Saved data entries
◆ ◆ ◆

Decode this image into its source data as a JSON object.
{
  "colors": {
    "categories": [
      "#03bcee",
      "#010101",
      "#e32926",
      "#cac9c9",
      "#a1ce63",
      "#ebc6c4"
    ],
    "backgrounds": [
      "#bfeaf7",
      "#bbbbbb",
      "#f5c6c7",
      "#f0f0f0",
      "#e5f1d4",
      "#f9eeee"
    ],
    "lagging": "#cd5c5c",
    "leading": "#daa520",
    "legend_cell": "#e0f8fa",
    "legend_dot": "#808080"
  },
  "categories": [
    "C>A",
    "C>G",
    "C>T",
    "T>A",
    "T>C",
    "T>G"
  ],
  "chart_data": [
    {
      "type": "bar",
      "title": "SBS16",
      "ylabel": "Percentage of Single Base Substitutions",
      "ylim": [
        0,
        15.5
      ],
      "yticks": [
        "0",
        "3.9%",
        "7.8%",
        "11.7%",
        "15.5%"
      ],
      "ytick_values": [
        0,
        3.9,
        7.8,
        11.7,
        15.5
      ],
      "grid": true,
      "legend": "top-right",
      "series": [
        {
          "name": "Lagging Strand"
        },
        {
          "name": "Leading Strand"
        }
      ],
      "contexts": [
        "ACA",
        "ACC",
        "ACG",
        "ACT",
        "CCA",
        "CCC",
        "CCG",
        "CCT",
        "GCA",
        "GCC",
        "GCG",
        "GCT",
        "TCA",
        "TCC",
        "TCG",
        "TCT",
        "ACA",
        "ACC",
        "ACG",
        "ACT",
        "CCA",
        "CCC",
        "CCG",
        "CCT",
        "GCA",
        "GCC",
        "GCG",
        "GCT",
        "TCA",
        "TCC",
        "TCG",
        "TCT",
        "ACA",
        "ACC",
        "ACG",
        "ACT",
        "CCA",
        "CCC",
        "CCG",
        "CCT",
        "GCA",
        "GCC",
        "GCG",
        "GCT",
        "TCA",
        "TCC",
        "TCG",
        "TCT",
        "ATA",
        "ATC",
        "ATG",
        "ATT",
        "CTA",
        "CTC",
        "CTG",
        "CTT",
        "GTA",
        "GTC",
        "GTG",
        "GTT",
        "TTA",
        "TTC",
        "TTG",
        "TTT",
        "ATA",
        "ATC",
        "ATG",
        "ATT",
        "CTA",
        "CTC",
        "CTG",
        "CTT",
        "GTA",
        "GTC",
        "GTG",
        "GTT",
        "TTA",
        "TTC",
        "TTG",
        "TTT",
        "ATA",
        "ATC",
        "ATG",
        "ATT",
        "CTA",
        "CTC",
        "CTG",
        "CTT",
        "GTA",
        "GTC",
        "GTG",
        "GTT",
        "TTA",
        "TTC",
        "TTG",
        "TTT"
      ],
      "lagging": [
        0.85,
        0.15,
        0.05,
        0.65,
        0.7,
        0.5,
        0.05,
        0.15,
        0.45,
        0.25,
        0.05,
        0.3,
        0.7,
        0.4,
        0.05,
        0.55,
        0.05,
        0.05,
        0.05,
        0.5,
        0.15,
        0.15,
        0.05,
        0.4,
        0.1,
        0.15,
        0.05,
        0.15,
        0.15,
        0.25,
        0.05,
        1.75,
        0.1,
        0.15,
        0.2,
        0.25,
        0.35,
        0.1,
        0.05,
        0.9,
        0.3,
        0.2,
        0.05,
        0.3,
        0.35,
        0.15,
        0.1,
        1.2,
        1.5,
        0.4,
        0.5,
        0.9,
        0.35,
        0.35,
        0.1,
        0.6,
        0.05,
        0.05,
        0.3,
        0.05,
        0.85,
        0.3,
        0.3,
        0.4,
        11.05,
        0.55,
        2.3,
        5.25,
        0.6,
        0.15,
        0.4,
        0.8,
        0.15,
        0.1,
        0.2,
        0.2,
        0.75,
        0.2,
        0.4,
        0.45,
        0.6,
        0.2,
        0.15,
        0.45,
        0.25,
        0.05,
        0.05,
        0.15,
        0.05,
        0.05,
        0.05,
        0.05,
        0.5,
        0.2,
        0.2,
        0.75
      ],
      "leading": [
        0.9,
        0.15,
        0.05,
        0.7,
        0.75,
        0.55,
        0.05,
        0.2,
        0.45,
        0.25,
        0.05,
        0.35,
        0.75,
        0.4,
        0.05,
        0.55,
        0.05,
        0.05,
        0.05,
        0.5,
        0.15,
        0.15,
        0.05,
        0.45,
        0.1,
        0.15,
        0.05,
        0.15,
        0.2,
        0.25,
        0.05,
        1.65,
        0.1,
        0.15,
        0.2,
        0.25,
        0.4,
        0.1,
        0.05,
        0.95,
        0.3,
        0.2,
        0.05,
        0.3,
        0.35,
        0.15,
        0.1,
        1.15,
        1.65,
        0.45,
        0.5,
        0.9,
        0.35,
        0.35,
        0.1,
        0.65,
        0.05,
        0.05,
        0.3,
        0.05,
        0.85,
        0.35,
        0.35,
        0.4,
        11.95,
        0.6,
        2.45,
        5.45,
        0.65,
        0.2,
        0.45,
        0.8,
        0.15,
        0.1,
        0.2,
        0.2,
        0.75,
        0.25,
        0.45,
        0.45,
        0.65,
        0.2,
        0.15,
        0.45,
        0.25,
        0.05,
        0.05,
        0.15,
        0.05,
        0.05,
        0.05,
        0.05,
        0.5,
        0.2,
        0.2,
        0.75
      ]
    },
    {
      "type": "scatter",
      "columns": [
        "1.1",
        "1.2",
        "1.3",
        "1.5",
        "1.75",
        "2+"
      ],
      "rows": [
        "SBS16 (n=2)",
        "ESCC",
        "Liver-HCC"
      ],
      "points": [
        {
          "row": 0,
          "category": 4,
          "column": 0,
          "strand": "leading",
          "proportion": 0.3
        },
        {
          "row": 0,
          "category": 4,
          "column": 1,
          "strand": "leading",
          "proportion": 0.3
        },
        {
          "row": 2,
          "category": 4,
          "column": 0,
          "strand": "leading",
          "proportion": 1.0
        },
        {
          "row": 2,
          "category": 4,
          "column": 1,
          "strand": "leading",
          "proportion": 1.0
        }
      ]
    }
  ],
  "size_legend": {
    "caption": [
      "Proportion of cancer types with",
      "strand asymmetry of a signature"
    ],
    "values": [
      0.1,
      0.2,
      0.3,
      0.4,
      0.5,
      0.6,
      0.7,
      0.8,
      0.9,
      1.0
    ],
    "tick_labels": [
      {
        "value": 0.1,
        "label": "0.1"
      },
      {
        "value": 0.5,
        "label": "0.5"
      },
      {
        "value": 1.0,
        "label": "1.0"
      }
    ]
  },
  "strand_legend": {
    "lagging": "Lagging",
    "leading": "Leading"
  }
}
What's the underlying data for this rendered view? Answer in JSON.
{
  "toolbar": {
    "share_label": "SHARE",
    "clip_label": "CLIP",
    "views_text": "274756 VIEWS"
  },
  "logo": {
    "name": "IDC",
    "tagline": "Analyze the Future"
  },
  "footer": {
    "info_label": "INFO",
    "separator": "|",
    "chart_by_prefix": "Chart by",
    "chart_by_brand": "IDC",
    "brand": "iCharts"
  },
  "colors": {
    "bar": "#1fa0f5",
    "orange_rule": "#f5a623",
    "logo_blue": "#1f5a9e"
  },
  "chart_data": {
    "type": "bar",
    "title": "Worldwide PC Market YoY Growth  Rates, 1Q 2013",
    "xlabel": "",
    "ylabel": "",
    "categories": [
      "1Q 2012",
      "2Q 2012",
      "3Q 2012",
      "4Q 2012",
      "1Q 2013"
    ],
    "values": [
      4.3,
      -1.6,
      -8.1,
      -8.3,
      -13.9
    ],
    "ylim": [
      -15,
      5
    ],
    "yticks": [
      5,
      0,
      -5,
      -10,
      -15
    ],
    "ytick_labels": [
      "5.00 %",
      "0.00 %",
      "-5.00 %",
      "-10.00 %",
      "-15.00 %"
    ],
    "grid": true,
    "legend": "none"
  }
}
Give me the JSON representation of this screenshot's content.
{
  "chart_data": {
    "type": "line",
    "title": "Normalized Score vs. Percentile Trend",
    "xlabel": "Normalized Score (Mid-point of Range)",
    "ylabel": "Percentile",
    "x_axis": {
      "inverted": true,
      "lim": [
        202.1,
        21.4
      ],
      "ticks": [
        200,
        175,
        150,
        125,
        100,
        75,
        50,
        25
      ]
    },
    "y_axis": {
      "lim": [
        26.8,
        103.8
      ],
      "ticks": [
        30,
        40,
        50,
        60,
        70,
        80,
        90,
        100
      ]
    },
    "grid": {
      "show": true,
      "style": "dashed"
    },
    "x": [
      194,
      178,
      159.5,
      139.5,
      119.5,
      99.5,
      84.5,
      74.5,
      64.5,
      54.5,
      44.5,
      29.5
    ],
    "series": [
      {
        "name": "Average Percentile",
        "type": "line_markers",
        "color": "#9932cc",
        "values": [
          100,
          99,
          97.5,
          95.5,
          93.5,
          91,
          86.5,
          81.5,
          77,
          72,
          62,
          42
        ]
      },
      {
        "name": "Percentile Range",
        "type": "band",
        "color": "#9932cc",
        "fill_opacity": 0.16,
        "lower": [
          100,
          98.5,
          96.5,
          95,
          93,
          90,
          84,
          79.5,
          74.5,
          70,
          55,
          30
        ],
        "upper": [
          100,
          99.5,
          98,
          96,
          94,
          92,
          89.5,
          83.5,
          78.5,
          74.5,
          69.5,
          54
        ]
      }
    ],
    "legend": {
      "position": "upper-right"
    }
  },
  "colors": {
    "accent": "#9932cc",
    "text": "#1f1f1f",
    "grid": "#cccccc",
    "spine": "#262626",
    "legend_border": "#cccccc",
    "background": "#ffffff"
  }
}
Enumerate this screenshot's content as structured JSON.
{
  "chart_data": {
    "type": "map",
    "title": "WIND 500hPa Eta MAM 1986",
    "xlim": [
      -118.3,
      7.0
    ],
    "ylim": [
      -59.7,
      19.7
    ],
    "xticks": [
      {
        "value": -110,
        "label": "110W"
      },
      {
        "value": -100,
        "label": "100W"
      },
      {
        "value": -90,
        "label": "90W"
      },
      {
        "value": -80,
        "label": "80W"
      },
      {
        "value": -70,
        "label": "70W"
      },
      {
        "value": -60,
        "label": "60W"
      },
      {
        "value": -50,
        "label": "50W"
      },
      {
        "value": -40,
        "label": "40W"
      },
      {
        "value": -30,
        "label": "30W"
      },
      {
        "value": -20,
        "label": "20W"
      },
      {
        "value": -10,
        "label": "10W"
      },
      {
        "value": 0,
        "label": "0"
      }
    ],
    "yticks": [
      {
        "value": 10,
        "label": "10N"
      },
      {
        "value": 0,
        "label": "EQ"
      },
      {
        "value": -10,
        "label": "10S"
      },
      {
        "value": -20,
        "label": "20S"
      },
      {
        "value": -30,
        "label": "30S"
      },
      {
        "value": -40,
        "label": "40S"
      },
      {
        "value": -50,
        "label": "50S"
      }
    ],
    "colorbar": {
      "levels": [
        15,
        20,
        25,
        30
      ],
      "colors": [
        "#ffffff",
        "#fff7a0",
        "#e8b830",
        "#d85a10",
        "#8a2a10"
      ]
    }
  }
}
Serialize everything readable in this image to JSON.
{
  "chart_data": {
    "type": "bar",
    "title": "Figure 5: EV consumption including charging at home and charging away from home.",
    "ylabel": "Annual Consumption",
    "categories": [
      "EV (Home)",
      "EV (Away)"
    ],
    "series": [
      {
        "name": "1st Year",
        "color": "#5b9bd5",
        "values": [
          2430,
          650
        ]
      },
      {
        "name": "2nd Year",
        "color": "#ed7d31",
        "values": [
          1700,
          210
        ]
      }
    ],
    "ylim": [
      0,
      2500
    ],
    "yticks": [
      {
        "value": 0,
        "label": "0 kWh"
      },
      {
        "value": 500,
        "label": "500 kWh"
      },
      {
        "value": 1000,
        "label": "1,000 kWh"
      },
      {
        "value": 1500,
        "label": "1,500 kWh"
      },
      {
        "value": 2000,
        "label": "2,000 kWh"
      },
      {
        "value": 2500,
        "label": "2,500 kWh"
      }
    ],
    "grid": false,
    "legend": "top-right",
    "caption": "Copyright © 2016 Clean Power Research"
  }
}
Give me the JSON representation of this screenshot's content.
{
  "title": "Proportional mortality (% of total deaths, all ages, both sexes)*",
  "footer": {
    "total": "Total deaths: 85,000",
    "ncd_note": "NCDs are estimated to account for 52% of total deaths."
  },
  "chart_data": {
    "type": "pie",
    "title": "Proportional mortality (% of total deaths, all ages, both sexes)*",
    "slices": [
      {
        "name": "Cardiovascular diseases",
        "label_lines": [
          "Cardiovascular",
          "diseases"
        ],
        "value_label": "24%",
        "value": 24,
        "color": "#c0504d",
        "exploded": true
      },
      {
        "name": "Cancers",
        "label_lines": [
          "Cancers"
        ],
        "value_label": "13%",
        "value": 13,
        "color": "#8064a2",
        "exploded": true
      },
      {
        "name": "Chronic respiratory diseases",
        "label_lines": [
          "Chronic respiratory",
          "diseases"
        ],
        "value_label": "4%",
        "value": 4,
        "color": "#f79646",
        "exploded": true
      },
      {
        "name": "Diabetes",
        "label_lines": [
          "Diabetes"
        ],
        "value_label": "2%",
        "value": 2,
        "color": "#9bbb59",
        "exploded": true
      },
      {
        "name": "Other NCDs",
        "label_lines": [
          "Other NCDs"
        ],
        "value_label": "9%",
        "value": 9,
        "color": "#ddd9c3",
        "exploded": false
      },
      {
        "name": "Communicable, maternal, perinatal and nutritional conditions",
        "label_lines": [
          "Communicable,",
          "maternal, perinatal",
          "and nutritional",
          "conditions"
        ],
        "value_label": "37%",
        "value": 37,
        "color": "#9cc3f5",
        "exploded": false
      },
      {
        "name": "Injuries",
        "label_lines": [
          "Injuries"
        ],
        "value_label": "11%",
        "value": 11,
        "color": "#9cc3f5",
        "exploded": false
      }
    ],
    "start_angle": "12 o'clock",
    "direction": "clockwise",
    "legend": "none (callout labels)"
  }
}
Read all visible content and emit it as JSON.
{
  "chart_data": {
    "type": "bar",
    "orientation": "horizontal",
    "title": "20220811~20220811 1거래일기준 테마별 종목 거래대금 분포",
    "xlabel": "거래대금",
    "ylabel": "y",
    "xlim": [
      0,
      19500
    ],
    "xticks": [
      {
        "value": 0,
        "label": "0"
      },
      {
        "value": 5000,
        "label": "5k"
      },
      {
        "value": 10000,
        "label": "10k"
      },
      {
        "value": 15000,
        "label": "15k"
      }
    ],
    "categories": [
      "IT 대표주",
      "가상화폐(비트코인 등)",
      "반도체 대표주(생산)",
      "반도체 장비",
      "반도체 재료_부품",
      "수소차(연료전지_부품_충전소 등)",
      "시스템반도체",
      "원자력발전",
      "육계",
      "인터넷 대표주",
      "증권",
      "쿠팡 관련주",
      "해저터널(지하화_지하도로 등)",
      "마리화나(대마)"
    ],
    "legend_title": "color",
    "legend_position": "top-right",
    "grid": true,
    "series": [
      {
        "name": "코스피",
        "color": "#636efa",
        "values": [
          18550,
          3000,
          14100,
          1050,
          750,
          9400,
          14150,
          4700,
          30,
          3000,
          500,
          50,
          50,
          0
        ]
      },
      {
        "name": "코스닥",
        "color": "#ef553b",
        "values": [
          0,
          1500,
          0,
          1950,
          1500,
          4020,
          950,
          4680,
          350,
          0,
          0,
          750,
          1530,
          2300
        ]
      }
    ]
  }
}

◆ ◆ ◆

Problem description: From the records above, report the count of lines containing "거래대금" and nothing more.

The result: 2